=== GIVEN INFORMATION ===

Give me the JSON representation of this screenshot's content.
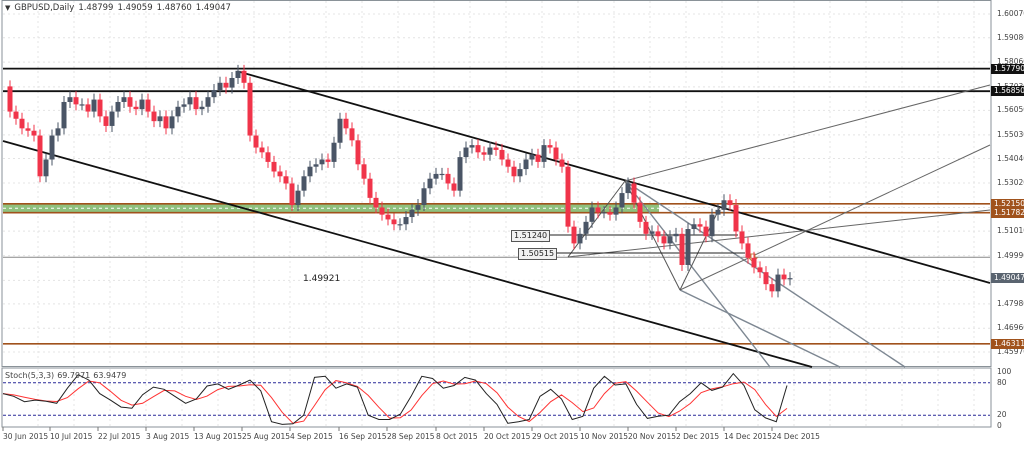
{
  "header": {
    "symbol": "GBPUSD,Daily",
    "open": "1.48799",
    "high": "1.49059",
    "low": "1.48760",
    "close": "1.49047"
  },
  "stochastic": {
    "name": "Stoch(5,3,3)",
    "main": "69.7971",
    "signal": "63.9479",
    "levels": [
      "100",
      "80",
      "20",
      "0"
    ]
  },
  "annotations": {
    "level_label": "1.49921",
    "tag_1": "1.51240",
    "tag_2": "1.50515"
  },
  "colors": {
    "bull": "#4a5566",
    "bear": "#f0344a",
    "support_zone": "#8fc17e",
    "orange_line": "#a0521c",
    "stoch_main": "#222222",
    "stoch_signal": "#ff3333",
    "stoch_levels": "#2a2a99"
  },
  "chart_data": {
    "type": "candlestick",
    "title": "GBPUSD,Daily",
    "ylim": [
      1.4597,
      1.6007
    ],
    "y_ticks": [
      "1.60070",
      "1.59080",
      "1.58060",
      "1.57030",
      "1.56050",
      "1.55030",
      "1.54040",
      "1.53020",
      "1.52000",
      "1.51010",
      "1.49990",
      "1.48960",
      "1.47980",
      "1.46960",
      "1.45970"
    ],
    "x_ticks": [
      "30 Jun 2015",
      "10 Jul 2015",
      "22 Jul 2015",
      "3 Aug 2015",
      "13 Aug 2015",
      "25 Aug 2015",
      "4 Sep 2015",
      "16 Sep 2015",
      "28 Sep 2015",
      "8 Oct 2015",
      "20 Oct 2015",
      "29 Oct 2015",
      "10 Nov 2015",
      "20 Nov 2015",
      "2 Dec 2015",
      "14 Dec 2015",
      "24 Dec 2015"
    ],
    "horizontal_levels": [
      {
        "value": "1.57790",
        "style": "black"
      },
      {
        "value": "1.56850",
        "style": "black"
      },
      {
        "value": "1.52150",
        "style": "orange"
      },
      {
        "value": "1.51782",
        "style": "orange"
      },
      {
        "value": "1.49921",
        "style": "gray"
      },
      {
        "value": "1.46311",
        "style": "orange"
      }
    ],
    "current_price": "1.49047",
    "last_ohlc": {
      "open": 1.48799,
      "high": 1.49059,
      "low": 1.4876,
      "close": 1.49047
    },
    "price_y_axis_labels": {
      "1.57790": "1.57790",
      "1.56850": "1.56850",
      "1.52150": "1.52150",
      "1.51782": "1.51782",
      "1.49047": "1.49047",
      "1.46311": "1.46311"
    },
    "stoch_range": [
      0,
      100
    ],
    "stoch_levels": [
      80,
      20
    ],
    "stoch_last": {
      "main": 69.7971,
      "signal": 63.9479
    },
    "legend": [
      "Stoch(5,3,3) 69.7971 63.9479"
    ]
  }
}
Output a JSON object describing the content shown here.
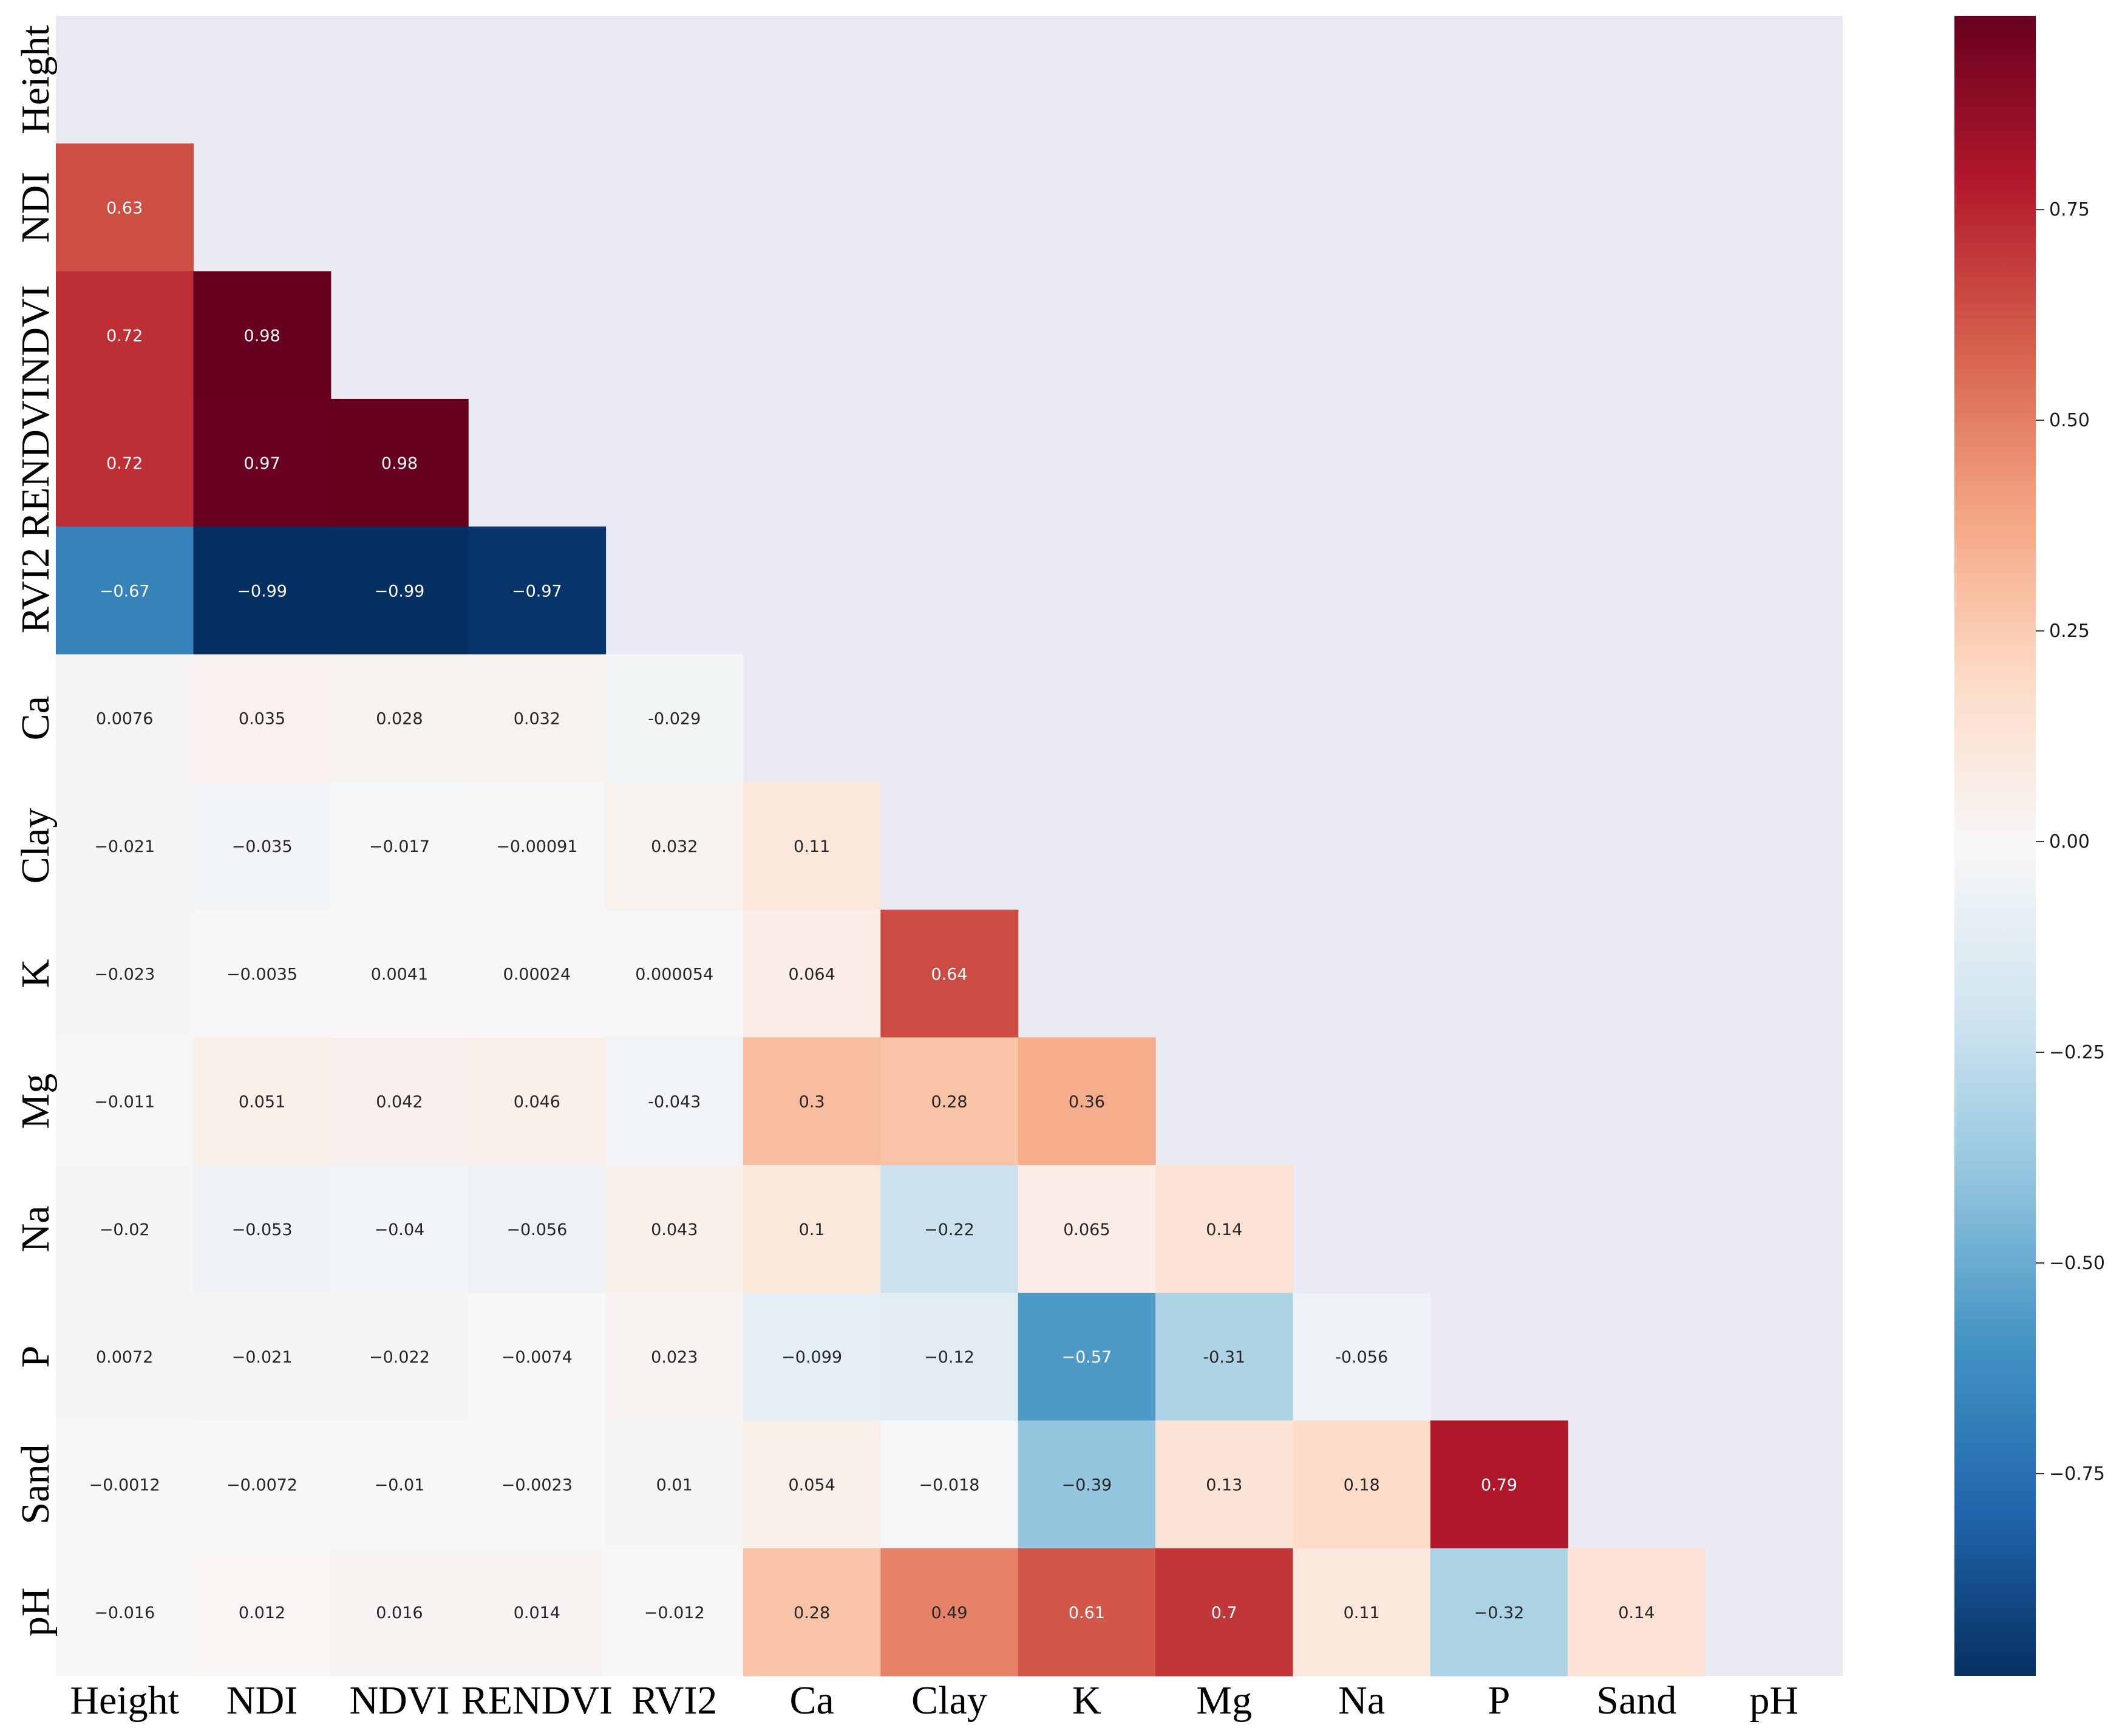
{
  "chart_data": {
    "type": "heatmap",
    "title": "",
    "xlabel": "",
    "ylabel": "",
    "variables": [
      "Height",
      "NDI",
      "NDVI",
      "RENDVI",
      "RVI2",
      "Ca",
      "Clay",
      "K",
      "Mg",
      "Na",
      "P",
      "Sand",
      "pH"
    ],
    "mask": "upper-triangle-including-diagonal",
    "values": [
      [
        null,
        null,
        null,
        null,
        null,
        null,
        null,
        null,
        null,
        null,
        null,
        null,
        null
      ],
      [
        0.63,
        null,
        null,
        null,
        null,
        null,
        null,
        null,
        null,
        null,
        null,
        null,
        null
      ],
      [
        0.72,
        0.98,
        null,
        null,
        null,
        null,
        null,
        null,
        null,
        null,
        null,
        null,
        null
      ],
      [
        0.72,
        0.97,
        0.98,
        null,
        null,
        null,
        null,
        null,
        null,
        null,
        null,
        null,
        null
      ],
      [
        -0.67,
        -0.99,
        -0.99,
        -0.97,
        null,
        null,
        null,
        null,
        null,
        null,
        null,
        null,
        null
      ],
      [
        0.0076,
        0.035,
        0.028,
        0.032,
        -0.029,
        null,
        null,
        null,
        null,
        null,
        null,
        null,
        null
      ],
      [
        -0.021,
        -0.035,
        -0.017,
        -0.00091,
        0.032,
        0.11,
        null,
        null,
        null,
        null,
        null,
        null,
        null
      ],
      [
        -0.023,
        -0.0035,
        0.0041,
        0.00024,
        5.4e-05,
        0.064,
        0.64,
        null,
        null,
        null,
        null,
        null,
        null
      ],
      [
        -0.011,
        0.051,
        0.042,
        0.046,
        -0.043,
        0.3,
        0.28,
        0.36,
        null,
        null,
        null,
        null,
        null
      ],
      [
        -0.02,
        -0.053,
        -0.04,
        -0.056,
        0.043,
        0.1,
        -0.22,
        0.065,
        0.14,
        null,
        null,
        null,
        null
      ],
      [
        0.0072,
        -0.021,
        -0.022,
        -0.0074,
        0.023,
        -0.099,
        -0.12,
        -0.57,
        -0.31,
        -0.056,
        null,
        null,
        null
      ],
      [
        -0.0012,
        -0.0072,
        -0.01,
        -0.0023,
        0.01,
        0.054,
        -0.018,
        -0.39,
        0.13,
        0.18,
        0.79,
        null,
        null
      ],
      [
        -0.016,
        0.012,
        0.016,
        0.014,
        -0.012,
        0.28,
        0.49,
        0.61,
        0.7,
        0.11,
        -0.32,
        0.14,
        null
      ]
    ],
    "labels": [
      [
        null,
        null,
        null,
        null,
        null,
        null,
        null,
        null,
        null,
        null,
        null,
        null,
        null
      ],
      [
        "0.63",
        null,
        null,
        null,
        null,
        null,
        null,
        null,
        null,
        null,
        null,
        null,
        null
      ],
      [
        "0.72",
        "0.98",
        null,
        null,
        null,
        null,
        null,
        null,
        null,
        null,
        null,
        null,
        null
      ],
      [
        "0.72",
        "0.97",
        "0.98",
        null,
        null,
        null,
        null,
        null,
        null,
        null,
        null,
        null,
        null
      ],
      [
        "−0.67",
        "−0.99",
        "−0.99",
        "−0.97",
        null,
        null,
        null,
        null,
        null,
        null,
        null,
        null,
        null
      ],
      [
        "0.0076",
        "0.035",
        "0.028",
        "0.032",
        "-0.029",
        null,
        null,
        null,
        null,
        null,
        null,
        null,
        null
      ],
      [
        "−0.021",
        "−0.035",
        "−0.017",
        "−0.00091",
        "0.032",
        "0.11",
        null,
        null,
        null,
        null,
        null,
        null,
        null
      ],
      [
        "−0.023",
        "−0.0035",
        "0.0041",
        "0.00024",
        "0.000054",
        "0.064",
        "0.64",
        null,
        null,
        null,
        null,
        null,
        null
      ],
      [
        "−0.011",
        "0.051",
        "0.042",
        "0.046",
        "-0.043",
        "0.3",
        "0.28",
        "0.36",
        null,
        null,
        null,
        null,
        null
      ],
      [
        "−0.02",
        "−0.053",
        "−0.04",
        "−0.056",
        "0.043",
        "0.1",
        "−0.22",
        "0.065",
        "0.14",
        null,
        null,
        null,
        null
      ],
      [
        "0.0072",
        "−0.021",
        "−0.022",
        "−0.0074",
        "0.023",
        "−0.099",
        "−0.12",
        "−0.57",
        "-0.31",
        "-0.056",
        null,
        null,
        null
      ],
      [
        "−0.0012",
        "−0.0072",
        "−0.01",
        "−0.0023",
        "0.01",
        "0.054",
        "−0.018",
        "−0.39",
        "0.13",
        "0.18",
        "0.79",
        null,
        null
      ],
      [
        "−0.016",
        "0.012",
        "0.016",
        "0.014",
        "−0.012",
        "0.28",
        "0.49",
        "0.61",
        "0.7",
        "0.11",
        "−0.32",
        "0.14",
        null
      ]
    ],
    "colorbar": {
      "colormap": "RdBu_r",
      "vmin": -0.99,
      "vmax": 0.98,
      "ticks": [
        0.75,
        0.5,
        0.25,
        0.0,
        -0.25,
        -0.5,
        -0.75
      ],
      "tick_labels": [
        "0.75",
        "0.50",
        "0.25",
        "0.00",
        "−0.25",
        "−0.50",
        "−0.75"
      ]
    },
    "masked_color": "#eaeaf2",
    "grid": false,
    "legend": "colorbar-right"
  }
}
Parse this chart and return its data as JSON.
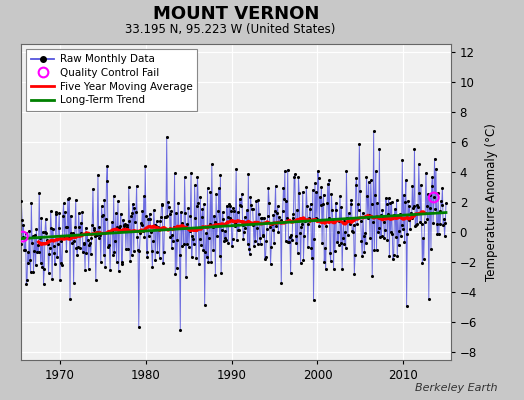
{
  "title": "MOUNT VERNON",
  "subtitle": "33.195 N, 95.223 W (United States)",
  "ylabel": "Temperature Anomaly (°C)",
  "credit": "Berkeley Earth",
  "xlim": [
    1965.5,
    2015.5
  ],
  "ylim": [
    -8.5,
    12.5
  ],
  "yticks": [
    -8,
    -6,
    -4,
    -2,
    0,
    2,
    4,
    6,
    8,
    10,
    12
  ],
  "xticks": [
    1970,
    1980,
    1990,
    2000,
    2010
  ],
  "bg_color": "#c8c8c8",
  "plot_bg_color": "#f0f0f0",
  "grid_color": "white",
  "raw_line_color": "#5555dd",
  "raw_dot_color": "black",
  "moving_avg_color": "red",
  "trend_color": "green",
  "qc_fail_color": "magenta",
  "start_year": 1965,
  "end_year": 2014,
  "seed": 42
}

===

■ DESCRIPTION OF THE TASK:
In the material above, find each line that contains the word "content", and select it.

■ EXERCISE RESULT:
Give me the JSON representation of this screenshot's content.
Output a JSON object describing the content shown here.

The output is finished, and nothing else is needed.